▶ Record excerpts
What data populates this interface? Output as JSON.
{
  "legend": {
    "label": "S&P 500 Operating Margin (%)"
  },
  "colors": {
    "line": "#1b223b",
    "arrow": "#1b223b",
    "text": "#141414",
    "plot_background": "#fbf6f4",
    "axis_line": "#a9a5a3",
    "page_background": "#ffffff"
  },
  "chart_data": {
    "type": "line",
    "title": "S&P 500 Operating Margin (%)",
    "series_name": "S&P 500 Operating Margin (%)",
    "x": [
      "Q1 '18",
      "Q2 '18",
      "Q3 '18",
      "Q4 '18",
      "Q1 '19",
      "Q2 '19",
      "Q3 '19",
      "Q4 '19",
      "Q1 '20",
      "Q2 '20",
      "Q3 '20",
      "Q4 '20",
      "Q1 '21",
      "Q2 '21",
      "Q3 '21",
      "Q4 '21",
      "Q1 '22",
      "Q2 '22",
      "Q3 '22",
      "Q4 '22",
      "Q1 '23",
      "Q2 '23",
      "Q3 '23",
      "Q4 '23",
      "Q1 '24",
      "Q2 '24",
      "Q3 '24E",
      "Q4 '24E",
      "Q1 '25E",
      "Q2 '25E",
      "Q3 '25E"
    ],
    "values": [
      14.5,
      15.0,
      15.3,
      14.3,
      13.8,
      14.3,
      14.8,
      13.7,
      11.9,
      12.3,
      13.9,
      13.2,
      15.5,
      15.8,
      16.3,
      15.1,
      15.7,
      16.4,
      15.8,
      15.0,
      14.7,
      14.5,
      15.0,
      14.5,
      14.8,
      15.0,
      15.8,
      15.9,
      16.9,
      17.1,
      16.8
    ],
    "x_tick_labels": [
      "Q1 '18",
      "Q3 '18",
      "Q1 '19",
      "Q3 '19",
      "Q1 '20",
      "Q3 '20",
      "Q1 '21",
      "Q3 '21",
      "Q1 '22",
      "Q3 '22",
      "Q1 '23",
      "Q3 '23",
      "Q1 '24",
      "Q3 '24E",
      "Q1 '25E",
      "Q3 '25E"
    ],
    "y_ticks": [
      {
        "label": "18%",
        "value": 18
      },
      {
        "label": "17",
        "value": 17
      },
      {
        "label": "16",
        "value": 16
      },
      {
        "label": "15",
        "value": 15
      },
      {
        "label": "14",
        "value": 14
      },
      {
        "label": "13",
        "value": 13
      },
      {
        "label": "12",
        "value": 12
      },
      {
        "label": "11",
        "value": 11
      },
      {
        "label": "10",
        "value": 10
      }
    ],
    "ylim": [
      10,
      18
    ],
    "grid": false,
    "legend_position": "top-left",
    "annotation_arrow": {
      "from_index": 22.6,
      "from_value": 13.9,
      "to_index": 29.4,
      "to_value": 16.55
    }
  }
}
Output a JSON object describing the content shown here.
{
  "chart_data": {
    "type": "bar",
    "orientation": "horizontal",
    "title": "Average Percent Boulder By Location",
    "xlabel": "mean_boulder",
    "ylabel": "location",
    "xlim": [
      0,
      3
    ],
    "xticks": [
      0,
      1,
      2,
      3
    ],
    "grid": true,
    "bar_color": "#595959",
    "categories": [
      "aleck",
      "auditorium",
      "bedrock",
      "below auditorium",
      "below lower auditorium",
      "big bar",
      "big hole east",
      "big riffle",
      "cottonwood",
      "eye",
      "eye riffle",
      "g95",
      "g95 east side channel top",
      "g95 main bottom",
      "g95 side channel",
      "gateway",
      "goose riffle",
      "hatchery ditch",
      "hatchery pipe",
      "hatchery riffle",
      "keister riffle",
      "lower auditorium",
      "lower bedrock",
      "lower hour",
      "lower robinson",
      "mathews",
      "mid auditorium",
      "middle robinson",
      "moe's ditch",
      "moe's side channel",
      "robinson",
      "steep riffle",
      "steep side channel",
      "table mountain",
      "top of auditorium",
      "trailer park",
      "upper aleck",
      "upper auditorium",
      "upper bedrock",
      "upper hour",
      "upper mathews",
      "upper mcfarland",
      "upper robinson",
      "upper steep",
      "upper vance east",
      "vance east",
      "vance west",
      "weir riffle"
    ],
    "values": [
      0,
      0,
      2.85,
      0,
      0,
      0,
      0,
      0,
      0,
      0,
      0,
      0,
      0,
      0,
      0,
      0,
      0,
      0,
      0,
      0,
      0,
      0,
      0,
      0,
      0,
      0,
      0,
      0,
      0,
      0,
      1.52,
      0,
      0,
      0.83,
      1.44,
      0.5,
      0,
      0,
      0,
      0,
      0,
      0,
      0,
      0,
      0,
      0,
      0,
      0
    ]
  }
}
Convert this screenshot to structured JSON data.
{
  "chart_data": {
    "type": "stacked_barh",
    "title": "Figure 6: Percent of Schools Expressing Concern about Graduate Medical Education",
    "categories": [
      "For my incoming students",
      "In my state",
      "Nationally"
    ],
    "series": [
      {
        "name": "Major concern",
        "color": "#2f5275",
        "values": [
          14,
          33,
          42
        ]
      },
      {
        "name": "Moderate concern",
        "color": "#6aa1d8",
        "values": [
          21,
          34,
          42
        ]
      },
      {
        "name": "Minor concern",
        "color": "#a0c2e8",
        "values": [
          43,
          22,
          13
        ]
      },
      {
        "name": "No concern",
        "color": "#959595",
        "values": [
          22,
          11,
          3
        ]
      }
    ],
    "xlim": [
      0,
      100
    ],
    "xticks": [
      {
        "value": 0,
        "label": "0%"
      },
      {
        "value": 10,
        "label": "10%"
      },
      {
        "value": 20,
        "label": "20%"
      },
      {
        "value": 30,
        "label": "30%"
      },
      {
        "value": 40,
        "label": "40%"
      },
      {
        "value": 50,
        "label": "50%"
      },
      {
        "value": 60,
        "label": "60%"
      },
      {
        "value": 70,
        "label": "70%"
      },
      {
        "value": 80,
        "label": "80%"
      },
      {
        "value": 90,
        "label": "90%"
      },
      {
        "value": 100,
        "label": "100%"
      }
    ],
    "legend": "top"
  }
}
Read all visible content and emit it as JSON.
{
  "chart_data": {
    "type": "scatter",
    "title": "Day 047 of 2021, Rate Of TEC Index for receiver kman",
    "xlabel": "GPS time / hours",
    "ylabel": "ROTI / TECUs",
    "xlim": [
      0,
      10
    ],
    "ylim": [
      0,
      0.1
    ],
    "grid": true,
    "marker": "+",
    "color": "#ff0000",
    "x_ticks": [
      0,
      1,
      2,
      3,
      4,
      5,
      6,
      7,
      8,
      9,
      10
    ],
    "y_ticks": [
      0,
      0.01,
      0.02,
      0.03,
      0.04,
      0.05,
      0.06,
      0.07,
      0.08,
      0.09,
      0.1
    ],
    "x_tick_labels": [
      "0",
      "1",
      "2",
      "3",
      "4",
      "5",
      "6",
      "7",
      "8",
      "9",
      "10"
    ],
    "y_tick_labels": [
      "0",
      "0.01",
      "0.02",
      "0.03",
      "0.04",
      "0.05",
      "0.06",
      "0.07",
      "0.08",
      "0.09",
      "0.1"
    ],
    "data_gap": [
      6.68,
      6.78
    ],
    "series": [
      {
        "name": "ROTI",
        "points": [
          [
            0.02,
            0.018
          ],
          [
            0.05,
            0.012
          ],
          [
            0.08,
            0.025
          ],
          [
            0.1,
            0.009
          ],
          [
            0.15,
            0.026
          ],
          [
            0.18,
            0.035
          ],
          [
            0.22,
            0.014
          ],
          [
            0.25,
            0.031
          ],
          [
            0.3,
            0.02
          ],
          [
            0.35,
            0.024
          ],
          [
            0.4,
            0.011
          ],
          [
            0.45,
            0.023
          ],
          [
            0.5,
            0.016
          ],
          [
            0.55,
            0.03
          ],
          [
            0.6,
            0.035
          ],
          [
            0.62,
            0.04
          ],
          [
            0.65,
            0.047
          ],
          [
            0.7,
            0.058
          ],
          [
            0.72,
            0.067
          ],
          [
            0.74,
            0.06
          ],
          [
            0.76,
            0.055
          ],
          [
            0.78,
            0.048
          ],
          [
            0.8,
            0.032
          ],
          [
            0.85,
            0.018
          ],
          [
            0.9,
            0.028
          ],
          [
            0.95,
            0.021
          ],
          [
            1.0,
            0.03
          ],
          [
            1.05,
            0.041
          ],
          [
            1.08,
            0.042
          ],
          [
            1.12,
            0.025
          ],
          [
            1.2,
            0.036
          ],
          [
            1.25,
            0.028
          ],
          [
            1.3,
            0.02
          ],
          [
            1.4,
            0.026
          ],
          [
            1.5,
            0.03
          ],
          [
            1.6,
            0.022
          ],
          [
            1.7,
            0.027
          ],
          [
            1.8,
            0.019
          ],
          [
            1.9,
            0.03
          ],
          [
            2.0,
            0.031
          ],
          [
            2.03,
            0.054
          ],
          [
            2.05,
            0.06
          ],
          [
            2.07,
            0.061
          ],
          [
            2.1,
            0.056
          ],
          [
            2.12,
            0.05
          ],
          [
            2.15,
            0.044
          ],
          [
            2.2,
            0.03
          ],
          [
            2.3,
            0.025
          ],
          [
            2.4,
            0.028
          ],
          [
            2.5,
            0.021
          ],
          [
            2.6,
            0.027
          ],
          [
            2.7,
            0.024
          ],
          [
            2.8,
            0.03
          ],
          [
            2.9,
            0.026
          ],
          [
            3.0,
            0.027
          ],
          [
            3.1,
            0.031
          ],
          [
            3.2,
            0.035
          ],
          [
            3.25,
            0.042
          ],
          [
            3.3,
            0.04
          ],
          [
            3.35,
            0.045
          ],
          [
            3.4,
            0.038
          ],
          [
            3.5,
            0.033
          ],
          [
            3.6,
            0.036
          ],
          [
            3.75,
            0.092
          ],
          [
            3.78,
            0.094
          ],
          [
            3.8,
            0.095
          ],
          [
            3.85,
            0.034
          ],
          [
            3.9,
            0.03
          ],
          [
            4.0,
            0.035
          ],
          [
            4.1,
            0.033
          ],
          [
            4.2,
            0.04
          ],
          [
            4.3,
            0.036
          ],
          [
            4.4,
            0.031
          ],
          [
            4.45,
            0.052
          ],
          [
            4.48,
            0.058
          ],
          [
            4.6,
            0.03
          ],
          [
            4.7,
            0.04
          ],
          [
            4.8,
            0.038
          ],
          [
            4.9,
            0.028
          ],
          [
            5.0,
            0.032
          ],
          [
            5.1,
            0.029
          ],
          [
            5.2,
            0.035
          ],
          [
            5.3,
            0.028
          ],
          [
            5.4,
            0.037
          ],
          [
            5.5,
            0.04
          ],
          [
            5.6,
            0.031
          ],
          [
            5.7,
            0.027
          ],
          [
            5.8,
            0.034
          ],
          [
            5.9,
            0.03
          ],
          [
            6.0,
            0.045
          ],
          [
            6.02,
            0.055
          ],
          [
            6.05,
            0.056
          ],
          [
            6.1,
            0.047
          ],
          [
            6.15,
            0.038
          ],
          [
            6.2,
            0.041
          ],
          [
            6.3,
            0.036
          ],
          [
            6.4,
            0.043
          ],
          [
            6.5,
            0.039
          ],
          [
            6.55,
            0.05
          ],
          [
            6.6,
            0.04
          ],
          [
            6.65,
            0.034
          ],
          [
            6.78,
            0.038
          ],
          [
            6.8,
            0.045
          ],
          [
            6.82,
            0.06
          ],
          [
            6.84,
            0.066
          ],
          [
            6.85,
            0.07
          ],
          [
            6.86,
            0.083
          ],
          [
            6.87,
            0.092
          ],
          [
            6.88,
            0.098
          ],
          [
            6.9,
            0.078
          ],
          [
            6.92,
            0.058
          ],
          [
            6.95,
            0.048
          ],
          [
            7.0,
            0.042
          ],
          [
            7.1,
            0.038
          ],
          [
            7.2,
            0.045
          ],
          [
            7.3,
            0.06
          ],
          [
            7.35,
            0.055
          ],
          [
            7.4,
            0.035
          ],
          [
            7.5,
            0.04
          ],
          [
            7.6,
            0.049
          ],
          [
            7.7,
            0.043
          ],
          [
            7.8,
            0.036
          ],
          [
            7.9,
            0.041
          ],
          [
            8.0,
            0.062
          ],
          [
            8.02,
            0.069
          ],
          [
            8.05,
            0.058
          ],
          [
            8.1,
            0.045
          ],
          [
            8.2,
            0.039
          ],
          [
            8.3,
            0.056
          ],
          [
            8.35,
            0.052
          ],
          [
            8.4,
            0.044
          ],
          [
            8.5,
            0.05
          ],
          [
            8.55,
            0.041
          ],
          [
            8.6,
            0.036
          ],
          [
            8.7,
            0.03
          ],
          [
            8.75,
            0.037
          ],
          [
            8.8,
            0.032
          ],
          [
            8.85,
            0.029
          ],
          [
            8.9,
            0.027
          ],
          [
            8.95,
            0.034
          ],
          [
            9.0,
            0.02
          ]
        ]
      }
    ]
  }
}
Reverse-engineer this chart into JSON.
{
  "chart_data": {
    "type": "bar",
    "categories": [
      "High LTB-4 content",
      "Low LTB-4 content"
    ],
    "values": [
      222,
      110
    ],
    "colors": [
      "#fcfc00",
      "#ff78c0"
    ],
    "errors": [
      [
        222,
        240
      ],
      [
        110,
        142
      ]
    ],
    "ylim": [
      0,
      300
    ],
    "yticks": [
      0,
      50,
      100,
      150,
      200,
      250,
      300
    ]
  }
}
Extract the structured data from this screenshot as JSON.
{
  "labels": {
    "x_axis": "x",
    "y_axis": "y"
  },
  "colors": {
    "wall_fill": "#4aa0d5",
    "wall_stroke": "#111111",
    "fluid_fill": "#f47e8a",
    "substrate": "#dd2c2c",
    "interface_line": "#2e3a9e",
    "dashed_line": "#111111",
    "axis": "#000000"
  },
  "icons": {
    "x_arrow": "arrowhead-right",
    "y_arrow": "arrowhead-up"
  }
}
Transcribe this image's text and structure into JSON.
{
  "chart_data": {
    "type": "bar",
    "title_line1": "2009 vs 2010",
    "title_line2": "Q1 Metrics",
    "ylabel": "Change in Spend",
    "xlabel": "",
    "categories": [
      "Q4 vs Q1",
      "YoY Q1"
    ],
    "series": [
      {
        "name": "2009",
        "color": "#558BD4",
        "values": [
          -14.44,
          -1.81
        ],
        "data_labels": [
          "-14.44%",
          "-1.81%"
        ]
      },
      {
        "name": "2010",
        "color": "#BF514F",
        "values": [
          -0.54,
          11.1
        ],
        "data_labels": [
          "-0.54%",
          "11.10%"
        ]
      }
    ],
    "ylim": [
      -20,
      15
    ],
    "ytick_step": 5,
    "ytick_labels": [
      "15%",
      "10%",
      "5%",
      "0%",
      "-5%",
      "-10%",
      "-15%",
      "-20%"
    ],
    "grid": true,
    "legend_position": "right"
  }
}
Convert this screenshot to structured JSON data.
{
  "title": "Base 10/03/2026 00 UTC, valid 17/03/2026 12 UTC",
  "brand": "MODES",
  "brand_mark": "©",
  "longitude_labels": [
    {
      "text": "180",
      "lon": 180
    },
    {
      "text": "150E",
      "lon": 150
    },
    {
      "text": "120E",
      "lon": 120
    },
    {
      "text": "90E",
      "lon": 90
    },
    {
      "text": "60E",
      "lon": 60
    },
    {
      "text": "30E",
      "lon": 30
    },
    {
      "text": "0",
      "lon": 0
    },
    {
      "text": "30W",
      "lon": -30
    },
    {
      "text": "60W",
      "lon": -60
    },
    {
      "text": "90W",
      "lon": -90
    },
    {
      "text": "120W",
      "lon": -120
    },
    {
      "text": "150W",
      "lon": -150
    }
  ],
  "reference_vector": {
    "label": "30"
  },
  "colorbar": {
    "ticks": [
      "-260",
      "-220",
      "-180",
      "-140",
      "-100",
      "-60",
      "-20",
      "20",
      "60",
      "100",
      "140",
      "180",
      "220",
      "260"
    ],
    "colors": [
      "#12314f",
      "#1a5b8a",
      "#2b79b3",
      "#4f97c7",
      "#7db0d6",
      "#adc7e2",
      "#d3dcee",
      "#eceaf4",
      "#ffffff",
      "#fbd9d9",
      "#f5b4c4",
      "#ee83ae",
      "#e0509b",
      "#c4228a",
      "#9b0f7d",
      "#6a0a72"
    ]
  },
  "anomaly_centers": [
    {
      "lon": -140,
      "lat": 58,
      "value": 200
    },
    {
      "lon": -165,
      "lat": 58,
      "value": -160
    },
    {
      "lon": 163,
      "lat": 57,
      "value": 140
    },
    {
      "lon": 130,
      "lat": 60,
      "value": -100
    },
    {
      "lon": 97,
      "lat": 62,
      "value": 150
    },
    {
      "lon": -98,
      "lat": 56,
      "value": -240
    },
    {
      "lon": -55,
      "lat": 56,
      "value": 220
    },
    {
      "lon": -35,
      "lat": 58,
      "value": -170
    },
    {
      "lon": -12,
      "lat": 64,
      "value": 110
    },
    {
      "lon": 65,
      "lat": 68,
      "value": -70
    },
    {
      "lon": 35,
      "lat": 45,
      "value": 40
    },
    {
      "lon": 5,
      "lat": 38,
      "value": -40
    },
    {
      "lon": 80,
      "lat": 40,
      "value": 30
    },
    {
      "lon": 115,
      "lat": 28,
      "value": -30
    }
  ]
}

▶ Set task
Scan the material and collect every line that contains "Margin".

▶ Output below
    "label": "S&P 500 Operating Margin (%)"
    "title": "S&P 500 Operating Margin (%)",
    "series_name": "S&P 500 Operating Margin (%)",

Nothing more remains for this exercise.